======== Information given ========

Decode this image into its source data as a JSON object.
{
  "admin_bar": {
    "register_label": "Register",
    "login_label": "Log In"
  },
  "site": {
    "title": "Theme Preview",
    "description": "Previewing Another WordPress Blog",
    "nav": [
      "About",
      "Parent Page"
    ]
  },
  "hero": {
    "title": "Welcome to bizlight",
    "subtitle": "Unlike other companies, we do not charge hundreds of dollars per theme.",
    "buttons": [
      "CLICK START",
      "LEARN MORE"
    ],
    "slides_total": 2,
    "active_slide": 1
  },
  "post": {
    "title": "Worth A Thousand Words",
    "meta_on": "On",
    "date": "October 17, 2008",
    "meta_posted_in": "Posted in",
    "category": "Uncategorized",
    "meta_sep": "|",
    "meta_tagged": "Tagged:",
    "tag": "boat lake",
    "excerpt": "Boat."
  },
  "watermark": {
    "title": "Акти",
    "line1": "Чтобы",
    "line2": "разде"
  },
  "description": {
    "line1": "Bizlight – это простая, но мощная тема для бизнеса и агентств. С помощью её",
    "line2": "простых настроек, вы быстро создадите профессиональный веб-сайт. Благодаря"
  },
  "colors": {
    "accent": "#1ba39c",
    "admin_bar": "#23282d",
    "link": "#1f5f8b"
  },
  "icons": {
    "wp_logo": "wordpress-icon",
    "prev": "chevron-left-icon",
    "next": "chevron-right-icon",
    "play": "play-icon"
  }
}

========

The data above must be returned in full, exactly as written.

Decode this image into its source data as a JSON object.
{
  "admin_bar": {
    "register_label": "Register",
    "login_label": "Log In"
  },
  "site": {
    "title": "Theme Preview",
    "description": "Previewing Another WordPress Blog",
    "nav": [
      "About",
      "Parent Page"
    ]
  },
  "hero": {
    "title": "Welcome to bizlight",
    "subtitle": "Unlike other companies, we do not charge hundreds of dollars per theme.",
    "buttons": [
      "CLICK START",
      "LEARN MORE"
    ],
    "slides_total": 2,
    "active_slide": 1
  },
  "post": {
    "title": "Worth A Thousand Words",
    "meta_on": "On",
    "date": "October 17, 2008",
    "meta_posted_in": "Posted in",
    "category": "Uncategorized",
    "meta_sep": "|",
    "meta_tagged": "Tagged:",
    "tag": "boat lake",
    "excerpt": "Boat."
  },
  "watermark": {
    "title": "Акти",
    "line1": "Чтобы",
    "line2": "разде"
  },
  "description": {
    "line1": "Bizlight – это простая, но мощная тема для бизнеса и агентств. С помощью её",
    "line2": "простых настроек, вы быстро создадите профессиональный веб-сайт. Благодаря"
  },
  "colors": {
    "accent": "#1ba39c",
    "admin_bar": "#23282d",
    "link": "#1f5f8b"
  },
  "icons": {
    "wp_logo": "wordpress-icon",
    "prev": "chevron-left-icon",
    "next": "chevron-right-icon",
    "play": "play-icon"
  }
}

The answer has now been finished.